§ SUPPLIED MATERIAL:
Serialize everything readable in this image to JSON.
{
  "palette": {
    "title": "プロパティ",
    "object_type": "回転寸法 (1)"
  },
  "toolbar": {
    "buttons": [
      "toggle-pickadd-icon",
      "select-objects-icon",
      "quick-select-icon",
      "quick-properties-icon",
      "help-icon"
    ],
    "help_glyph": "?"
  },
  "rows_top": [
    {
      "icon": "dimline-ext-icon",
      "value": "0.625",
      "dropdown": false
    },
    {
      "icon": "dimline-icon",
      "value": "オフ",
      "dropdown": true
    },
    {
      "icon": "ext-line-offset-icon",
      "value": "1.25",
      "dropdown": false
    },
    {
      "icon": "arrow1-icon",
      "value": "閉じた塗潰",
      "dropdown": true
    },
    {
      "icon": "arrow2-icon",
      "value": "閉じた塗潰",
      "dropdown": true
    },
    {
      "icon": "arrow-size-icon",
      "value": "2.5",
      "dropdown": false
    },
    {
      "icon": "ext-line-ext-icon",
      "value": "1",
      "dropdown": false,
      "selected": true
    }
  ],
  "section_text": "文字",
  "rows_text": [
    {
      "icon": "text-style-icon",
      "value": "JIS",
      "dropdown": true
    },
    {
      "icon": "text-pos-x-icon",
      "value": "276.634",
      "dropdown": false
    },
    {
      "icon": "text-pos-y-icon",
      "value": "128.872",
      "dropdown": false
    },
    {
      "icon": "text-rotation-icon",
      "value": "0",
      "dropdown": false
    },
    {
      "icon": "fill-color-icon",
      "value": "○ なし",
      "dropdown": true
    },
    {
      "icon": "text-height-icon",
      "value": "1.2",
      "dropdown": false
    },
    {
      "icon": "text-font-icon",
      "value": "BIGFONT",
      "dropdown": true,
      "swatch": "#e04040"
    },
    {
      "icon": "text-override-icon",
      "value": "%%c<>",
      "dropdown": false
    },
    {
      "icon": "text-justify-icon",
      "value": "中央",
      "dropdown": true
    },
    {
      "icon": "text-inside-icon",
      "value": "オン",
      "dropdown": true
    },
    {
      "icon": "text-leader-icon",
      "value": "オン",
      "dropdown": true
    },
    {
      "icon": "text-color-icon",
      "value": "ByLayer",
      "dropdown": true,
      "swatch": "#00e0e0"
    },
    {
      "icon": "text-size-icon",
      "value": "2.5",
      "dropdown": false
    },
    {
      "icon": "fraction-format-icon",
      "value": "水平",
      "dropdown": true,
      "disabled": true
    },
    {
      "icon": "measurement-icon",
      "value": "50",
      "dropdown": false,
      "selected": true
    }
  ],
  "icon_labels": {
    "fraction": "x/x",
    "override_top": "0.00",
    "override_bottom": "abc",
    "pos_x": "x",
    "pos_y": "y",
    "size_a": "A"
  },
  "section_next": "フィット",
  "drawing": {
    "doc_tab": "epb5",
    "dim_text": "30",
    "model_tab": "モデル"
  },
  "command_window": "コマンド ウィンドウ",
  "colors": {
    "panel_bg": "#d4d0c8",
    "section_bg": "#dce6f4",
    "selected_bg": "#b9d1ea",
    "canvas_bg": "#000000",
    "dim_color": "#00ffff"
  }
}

§ WHAT IS BEING ASKED:
Extract every line of the records above that contains the word "fraction".

§ RESPONSE TO THIS TASK:
      "icon": "fraction-format-icon",
    "fraction": "x/x",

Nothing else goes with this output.